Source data
● ● ● ● ●

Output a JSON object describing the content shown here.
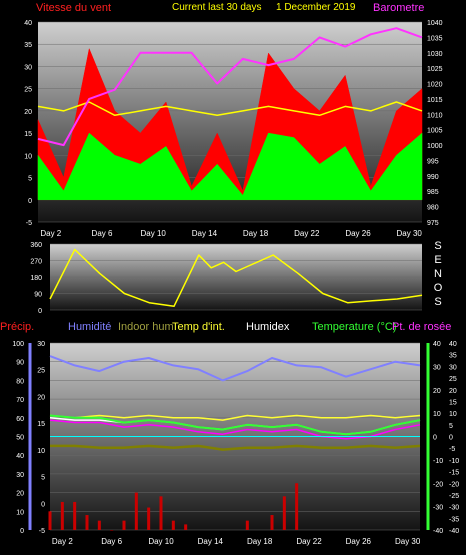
{
  "header": {
    "left": "Vitesse du vent",
    "center": "Current last 30 days",
    "date": "1 December 2019",
    "right": "Barometre"
  },
  "bottom_header": {
    "precip": "Précip.",
    "humidite": "Humidité",
    "indoor": "Indoor hum",
    "temp_int": "Temp d'int.",
    "humidex": "Humidex",
    "temperature": "Temperature (°C)",
    "rosee": "Pt. de rosée"
  },
  "compass": [
    "S",
    "E",
    "N",
    "O",
    "S"
  ],
  "colors": {
    "wind_gust": "#ff0000",
    "wind_avg": "#00ff00",
    "barometer": "#ff33ff",
    "direction": "#ffff00",
    "temperature": "#33ff33",
    "humidity": "#8080ff",
    "indoor_hum": "#808000",
    "temp_int": "#ffff33",
    "humidex": "#ffffff",
    "dew_point": "#ff00ff",
    "precip": "#cc0000",
    "freeze_line": "#00ffff"
  },
  "chart_data": [
    {
      "type": "line",
      "name": "wind-barometer",
      "x_ticks": [
        "Day 2",
        "Day 6",
        "Day 10",
        "Day 14",
        "Day 18",
        "Day 22",
        "Day 26",
        "Day 30"
      ],
      "y_left": {
        "ticks": [
          "-5",
          "0",
          "5",
          "10",
          "15",
          "20",
          "25",
          "30",
          "35",
          "40"
        ],
        "ylim": [
          -5,
          40
        ]
      },
      "y_right": {
        "ticks": [
          "975",
          "980",
          "985",
          "990",
          "995",
          "1000",
          "1005",
          "1010",
          "1015",
          "1020",
          "1025",
          "1030",
          "1035",
          "1040"
        ],
        "ylim": [
          975,
          1040
        ]
      },
      "series": [
        {
          "name": "Vitesse du vent",
          "role": "gust",
          "x": [
            1,
            3,
            5,
            7,
            9,
            11,
            13,
            15,
            17,
            19,
            21,
            23,
            25,
            27,
            29,
            31
          ],
          "values": [
            18,
            5,
            34,
            20,
            15,
            22,
            3,
            15,
            2,
            33,
            25,
            20,
            28,
            3,
            20,
            25
          ]
        },
        {
          "name": "Vitesse du vent",
          "role": "average",
          "x": [
            1,
            3,
            5,
            7,
            9,
            11,
            13,
            15,
            17,
            19,
            21,
            23,
            25,
            27,
            29,
            31
          ],
          "values": [
            10,
            2,
            15,
            10,
            8,
            12,
            2,
            8,
            1,
            15,
            14,
            8,
            12,
            2,
            10,
            15
          ]
        },
        {
          "name": "Barometre",
          "x": [
            1,
            3,
            5,
            7,
            9,
            11,
            13,
            15,
            17,
            19,
            21,
            23,
            25,
            27,
            29,
            31
          ],
          "values": [
            1002,
            1000,
            1015,
            1018,
            1030,
            1030,
            1030,
            1020,
            1028,
            1026,
            1028,
            1035,
            1032,
            1036,
            1038,
            1035
          ]
        },
        {
          "name": "direction-trace",
          "x": [
            1,
            3,
            5,
            7,
            9,
            11,
            13,
            15,
            17,
            19,
            21,
            23,
            25,
            27,
            29,
            31
          ],
          "values": [
            21,
            20,
            22,
            19,
            20,
            21,
            20,
            19,
            20,
            21,
            20,
            19,
            21,
            20,
            22,
            20
          ]
        }
      ]
    },
    {
      "type": "line",
      "name": "wind-direction",
      "x_ticks": [
        "Day 2",
        "Day 6",
        "Day 10",
        "Day 14",
        "Day 18",
        "Day 22",
        "Day 26",
        "Day 30"
      ],
      "y_left": {
        "ticks": [
          "0",
          "90",
          "180",
          "270",
          "360"
        ],
        "ylim": [
          0,
          360
        ]
      },
      "series": [
        {
          "name": "direction",
          "x": [
            1,
            3,
            5,
            7,
            9,
            11,
            13,
            14,
            15,
            16,
            17,
            19,
            21,
            23,
            25,
            27,
            29,
            31
          ],
          "values": [
            60,
            330,
            200,
            90,
            40,
            20,
            300,
            230,
            260,
            210,
            240,
            300,
            200,
            90,
            40,
            50,
            60,
            80
          ]
        }
      ]
    },
    {
      "type": "line",
      "name": "temperature-humidity",
      "x_ticks": [
        "Day 2",
        "Day 6",
        "Day 10",
        "Day 14",
        "Day 18",
        "Day 22",
        "Day 26",
        "Day 30"
      ],
      "y_precip": {
        "ticks": [
          "0",
          "10",
          "20",
          "30",
          "40",
          "50",
          "60",
          "70",
          "80",
          "90",
          "100"
        ],
        "ylim": [
          0,
          100
        ]
      },
      "y_left": {
        "ticks": [
          "-5",
          "0",
          "5",
          "10",
          "15",
          "20",
          "25",
          "30"
        ],
        "ylim": [
          -5,
          30
        ]
      },
      "y_right_inner": {
        "ticks": [
          "-40",
          "-30",
          "-20",
          "-10",
          "0",
          "10",
          "20",
          "30",
          "40"
        ],
        "ylim": [
          -40,
          40
        ]
      },
      "y_right_outer": {
        "ticks": [
          "-40",
          "-35",
          "-30",
          "-25",
          "-20",
          "-15",
          "-10",
          "-5",
          "0",
          "5",
          "10",
          "15",
          "20",
          "25",
          "30",
          "35",
          "40"
        ],
        "ylim": [
          -40,
          40
        ]
      },
      "series": [
        {
          "name": "Humidité",
          "axis": "precip",
          "x": [
            1,
            3,
            5,
            7,
            9,
            11,
            13,
            15,
            17,
            19,
            21,
            23,
            25,
            27,
            29,
            31
          ],
          "values": [
            93,
            88,
            85,
            90,
            92,
            88,
            86,
            80,
            85,
            92,
            88,
            87,
            82,
            86,
            90,
            88
          ]
        },
        {
          "name": "Indoor hum",
          "axis": "precip",
          "x": [
            1,
            3,
            5,
            7,
            9,
            11,
            13,
            15,
            17,
            19,
            21,
            23,
            25,
            27,
            29,
            31
          ],
          "values": [
            45,
            45,
            44,
            44,
            45,
            44,
            45,
            43,
            44,
            44,
            45,
            44,
            44,
            45,
            44,
            45
          ]
        },
        {
          "name": "Temp d'int.",
          "axis": "inner",
          "x": [
            1,
            3,
            5,
            7,
            9,
            11,
            13,
            15,
            17,
            19,
            21,
            23,
            25,
            27,
            29,
            31
          ],
          "values": [
            9,
            8,
            9,
            8,
            9,
            8,
            8,
            7,
            9,
            8,
            9,
            8,
            8,
            9,
            8,
            9
          ]
        },
        {
          "name": "Humidex",
          "axis": "inner",
          "x": [
            1,
            3,
            5,
            7,
            9,
            11,
            13,
            15,
            17,
            19,
            21,
            23,
            25,
            27,
            29,
            31
          ],
          "values": [
            8,
            7,
            7,
            6,
            7,
            6,
            4,
            3,
            5,
            4,
            5,
            2,
            1,
            2,
            5,
            7
          ]
        },
        {
          "name": "Temperature (°C)",
          "axis": "inner",
          "x": [
            1,
            3,
            5,
            7,
            9,
            11,
            13,
            15,
            17,
            19,
            21,
            23,
            25,
            27,
            29,
            31
          ],
          "values": [
            9,
            8,
            8,
            6,
            7,
            6,
            4,
            3,
            5,
            4,
            5,
            2,
            1,
            2,
            5,
            7
          ]
        },
        {
          "name": "Pt. de rosée",
          "axis": "inner",
          "x": [
            1,
            3,
            5,
            7,
            9,
            11,
            13,
            15,
            17,
            19,
            21,
            23,
            25,
            27,
            29,
            31
          ],
          "values": [
            7,
            6,
            6,
            4,
            5,
            4,
            2,
            1,
            3,
            2,
            3,
            0,
            -1,
            0,
            3,
            5
          ]
        },
        {
          "name": "Précip.",
          "axis": "precip",
          "type": "bar",
          "x": [
            1,
            2,
            3,
            4,
            5,
            6,
            7,
            8,
            9,
            10,
            11,
            12,
            17,
            19,
            20,
            21
          ],
          "values": [
            10,
            15,
            15,
            8,
            5,
            0,
            5,
            20,
            12,
            18,
            5,
            3,
            5,
            8,
            18,
            25
          ]
        }
      ]
    }
  ]
}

● ● ● ● ●

§ **Required work**
Your task is to gather all lines from the entries above that hold the word "barometer".

§ **Response**
    "barometer": "#ff33ff",
      "name": "wind-barometer",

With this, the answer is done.